◆ **YOUR TASK**: Transcribe every line, keeping it exact.

◆ **DATA SUPPLIED**:
▬▬▬▬▬▬▬▬▬▬
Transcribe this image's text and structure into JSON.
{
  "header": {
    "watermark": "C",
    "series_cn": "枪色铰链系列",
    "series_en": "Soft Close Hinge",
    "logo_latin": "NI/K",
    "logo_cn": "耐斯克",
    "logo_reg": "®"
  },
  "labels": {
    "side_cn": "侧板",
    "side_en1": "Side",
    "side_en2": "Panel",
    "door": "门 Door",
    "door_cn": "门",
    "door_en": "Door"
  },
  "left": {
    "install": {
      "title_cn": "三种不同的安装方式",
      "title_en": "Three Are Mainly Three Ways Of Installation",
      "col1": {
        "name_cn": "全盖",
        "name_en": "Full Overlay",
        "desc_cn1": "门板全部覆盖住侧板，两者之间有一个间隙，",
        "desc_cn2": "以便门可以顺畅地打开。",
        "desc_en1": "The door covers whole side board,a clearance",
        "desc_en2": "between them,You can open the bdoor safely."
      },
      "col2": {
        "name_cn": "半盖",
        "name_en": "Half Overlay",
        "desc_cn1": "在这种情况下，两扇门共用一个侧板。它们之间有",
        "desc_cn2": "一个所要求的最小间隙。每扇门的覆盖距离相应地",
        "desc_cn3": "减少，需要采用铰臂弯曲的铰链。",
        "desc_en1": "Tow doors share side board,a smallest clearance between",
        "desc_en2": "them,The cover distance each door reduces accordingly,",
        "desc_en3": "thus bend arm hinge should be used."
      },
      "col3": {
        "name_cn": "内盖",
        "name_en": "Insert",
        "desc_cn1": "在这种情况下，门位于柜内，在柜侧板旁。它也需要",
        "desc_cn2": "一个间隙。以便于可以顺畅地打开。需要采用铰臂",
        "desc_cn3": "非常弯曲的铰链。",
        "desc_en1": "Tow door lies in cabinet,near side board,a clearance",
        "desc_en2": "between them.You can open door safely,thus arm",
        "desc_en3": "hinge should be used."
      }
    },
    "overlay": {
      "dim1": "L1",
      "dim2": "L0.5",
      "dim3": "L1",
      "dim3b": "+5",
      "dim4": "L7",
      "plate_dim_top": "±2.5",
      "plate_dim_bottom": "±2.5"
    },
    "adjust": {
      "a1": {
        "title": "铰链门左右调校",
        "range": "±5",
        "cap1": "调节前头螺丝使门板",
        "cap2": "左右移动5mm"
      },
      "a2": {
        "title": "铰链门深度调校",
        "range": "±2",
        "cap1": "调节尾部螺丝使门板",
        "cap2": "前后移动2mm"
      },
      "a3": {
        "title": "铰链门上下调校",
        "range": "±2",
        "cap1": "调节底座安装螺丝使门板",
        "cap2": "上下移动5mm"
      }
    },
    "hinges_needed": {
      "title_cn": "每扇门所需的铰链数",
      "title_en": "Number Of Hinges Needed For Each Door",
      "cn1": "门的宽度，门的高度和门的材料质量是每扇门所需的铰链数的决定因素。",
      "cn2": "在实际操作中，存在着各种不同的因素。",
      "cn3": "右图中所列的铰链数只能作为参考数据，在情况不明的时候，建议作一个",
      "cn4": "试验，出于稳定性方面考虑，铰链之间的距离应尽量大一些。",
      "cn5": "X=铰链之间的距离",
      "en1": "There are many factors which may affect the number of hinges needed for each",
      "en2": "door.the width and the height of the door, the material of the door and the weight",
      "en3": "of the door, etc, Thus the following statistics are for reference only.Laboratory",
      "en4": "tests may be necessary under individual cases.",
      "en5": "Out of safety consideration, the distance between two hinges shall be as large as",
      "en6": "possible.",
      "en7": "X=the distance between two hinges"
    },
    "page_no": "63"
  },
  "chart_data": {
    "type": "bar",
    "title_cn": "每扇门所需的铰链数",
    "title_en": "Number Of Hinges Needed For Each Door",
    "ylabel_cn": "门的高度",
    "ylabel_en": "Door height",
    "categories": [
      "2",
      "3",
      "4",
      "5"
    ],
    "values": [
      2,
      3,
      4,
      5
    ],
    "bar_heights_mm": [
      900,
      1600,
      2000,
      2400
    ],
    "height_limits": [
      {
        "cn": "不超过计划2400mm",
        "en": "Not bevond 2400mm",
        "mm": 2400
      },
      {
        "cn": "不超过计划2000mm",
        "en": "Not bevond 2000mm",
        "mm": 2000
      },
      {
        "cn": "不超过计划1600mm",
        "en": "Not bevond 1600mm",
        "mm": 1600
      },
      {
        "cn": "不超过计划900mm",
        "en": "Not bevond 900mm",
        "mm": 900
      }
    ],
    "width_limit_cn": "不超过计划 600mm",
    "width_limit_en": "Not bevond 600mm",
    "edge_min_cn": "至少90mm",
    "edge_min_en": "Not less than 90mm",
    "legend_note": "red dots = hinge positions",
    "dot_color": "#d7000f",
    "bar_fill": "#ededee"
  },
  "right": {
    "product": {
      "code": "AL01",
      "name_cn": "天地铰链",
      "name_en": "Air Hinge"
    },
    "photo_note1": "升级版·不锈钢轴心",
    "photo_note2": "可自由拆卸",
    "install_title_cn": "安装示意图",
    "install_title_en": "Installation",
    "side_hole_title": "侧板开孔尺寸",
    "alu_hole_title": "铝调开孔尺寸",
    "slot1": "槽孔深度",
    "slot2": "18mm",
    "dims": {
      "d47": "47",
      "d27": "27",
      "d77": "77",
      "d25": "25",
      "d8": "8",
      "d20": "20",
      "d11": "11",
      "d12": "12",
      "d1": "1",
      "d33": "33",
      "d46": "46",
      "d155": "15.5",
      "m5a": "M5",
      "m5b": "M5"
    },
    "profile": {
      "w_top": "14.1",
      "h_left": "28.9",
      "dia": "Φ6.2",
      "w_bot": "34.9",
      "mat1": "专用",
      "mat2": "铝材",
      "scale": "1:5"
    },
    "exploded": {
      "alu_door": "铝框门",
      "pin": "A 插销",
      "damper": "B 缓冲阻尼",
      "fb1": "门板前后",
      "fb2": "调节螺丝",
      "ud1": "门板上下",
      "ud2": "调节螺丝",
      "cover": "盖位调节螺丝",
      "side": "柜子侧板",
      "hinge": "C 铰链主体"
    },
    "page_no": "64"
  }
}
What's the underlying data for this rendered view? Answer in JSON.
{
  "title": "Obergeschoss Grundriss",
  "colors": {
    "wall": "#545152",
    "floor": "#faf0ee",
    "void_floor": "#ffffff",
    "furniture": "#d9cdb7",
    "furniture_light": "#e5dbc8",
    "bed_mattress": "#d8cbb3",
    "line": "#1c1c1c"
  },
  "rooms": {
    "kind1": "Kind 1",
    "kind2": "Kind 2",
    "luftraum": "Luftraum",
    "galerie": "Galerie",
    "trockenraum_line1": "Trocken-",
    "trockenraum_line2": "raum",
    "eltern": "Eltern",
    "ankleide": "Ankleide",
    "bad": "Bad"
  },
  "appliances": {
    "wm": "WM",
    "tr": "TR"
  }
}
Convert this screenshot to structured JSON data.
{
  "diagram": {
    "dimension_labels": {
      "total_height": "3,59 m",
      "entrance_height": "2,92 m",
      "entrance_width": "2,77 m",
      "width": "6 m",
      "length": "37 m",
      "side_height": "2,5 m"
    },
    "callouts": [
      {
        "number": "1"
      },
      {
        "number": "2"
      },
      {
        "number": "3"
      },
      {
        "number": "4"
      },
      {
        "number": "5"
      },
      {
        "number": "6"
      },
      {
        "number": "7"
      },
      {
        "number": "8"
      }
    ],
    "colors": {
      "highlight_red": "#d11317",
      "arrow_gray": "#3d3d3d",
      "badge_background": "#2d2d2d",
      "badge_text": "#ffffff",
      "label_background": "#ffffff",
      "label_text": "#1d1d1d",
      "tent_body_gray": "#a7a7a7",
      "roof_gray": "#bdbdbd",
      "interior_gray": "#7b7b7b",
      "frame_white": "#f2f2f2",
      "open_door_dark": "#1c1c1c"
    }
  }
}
▬▬▬▬▬▬▬▬▬▬
◆ **SOLVED EXERCISE**:
Transcribe this image's text and structure into JSON.
{
  "header": {
    "watermark": "C",
    "series_cn": "枪色铰链系列",
    "series_en": "Soft Close Hinge",
    "logo_latin": "NI/K",
    "logo_cn": "耐斯克",
    "logo_reg": "®"
  },
  "labels": {
    "side_cn": "侧板",
    "side_en1": "Side",
    "side_en2": "Panel",
    "door": "门 Door",
    "door_cn": "门",
    "door_en": "Door"
  },
  "left": {
    "install": {
      "title_cn": "三种不同的安装方式",
      "title_en": "Three Are Mainly Three Ways Of Installation",
      "col1": {
        "name_cn": "全盖",
        "name_en": "Full Overlay",
        "desc_cn1": "门板全部覆盖住侧板，两者之间有一个间隙，",
        "desc_cn2": "以便门可以顺畅地打开。",
        "desc_en1": "The door covers whole side board,a clearance",
        "desc_en2": "between them,You can open the bdoor safely."
      },
      "col2": {
        "name_cn": "半盖",
        "name_en": "Half Overlay",
        "desc_cn1": "在这种情况下，两扇门共用一个侧板。它们之间有",
        "desc_cn2": "一个所要求的最小间隙。每扇门的覆盖距离相应地",
        "desc_cn3": "减少，需要采用铰臂弯曲的铰链。",
        "desc_en1": "Tow doors share side board,a smallest clearance between",
        "desc_en2": "them,The cover distance each door reduces accordingly,",
        "desc_en3": "thus bend arm hinge should be used."
      },
      "col3": {
        "name_cn": "内盖",
        "name_en": "Insert",
        "desc_cn1": "在这种情况下，门位于柜内，在柜侧板旁。它也需要",
        "desc_cn2": "一个间隙。以便于可以顺畅地打开。需要采用铰臂",
        "desc_cn3": "非常弯曲的铰链。",
        "desc_en1": "Tow door lies in cabinet,near side board,a clearance",
        "desc_en2": "between them.You can open door safely,thus arm",
        "desc_en3": "hinge should be used."
      }
    },
    "overlay": {
      "dim1": "L1",
      "dim2": "L0.5",
      "dim3": "L1",
      "dim3b": "+5",
      "dim4": "L7",
      "plate_dim_top": "±2.5",
      "plate_dim_bottom": "±2.5"
    },
    "adjust": {
      "a1": {
        "title": "铰链门左右调校",
        "range": "±5",
        "cap1": "调节前头螺丝使门板",
        "cap2": "左右移动5mm"
      },
      "a2": {
        "title": "铰链门深度调校",
        "range": "±2",
        "cap1": "调节尾部螺丝使门板",
        "cap2": "前后移动2mm"
      },
      "a3": {
        "title": "铰链门上下调校",
        "range": "±2",
        "cap1": "调节底座安装螺丝使门板",
        "cap2": "上下移动5mm"
      }
    },
    "hinges_needed": {
      "title_cn": "每扇门所需的铰链数",
      "title_en": "Number Of Hinges Needed For Each Door",
      "cn1": "门的宽度，门的高度和门的材料质量是每扇门所需的铰链数的决定因素。",
      "cn2": "在实际操作中，存在着各种不同的因素。",
      "cn3": "右图中所列的铰链数只能作为参考数据，在情况不明的时候，建议作一个",
      "cn4": "试验，出于稳定性方面考虑，铰链之间的距离应尽量大一些。",
      "cn5": "X=铰链之间的距离",
      "en1": "There are many factors which may affect the number of hinges needed for each",
      "en2": "door.the width and the height of the door, the material of the door and the weight",
      "en3": "of the door, etc, Thus the following statistics are for reference only.Laboratory",
      "en4": "tests may be necessary under individual cases.",
      "en5": "Out of safety consideration, the distance between two hinges shall be as large as",
      "en6": "possible.",
      "en7": "X=the distance between two hinges"
    },
    "page_no": "63"
  },
  "chart_data": {
    "type": "bar",
    "title_cn": "每扇门所需的铰链数",
    "title_en": "Number Of Hinges Needed For Each Door",
    "ylabel_cn": "门的高度",
    "ylabel_en": "Door height",
    "categories": [
      "2",
      "3",
      "4",
      "5"
    ],
    "values": [
      2,
      3,
      4,
      5
    ],
    "bar_heights_mm": [
      900,
      1600,
      2000,
      2400
    ],
    "height_limits": [
      {
        "cn": "不超过计划2400mm",
        "en": "Not bevond 2400mm",
        "mm": 2400
      },
      {
        "cn": "不超过计划2000mm",
        "en": "Not bevond 2000mm",
        "mm": 2000
      },
      {
        "cn": "不超过计划1600mm",
        "en": "Not bevond 1600mm",
        "mm": 1600
      },
      {
        "cn": "不超过计划900mm",
        "en": "Not bevond 900mm",
        "mm": 900
      }
    ],
    "width_limit_cn": "不超过计划 600mm",
    "width_limit_en": "Not bevond 600mm",
    "edge_min_cn": "至少90mm",
    "edge_min_en": "Not less than 90mm",
    "legend_note": "red dots = hinge positions",
    "dot_color": "#d7000f",
    "bar_fill": "#ededee"
  },
  "right": {
    "product": {
      "code": "AL01",
      "name_cn": "天地铰链",
      "name_en": "Air Hinge"
    },
    "photo_note1": "升级版·不锈钢轴心",
    "photo_note2": "可自由拆卸",
    "install_title_cn": "安装示意图",
    "install_title_en": "Installation",
    "side_hole_title": "侧板开孔尺寸",
    "alu_hole_title": "铝调开孔尺寸",
    "slot1": "槽孔深度",
    "slot2": "18mm",
    "dims": {
      "d47": "47",
      "d27": "27",
      "d77": "77",
      "d25": "25",
      "d8": "8",
      "d20": "20",
      "d11": "11",
      "d12": "12",
      "d1": "1",
      "d33": "33",
      "d46": "46",
      "d155": "15.5",
      "m5a": "M5",
      "m5b": "M5"
    },
    "profile": {
      "w_top": "14.1",
      "h_left": "28.9",
      "dia": "Φ6.2",
      "w_bot": "34.9",
      "mat1": "专用",
      "mat2": "铝材",
      "scale": "1:5"
    },
    "exploded": {
      "alu_door": "铝框门",
      "pin": "A 插销",
      "damper": "B 缓冲阻尼",
      "fb1": "门板前后",
      "fb2": "调节螺丝",
      "ud1": "门板上下",
      "ud2": "调节螺丝",
      "cover": "盖位调节螺丝",
      "side": "柜子侧板",
      "hinge": "C 铰链主体"
    },
    "page_no": "64"
  }
}
What's the underlying data for this rendered view? Answer in JSON.
{
  "title": "Obergeschoss Grundriss",
  "colors": {
    "wall": "#545152",
    "floor": "#faf0ee",
    "void_floor": "#ffffff",
    "furniture": "#d9cdb7",
    "furniture_light": "#e5dbc8",
    "bed_mattress": "#d8cbb3",
    "line": "#1c1c1c"
  },
  "rooms": {
    "kind1": "Kind 1",
    "kind2": "Kind 2",
    "luftraum": "Luftraum",
    "galerie": "Galerie",
    "trockenraum_line1": "Trocken-",
    "trockenraum_line2": "raum",
    "eltern": "Eltern",
    "ankleide": "Ankleide",
    "bad": "Bad"
  },
  "appliances": {
    "wm": "WM",
    "tr": "TR"
  }
}
Convert this screenshot to structured JSON data.
{
  "diagram": {
    "dimension_labels": {
      "total_height": "3,59 m",
      "entrance_height": "2,92 m",
      "entrance_width": "2,77 m",
      "width": "6 m",
      "length": "37 m",
      "side_height": "2,5 m"
    },
    "callouts": [
      {
        "number": "1"
      },
      {
        "number": "2"
      },
      {
        "number": "3"
      },
      {
        "number": "4"
      },
      {
        "number": "5"
      },
      {
        "number": "6"
      },
      {
        "number": "7"
      },
      {
        "number": "8"
      }
    ],
    "colors": {
      "highlight_red": "#d11317",
      "arrow_gray": "#3d3d3d",
      "badge_background": "#2d2d2d",
      "badge_text": "#ffffff",
      "label_background": "#ffffff",
      "label_text": "#1d1d1d",
      "tent_body_gray": "#a7a7a7",
      "roof_gray": "#bdbdbd",
      "interior_gray": "#7b7b7b",
      "frame_white": "#f2f2f2",
      "open_door_dark": "#1c1c1c"
    }
  }
}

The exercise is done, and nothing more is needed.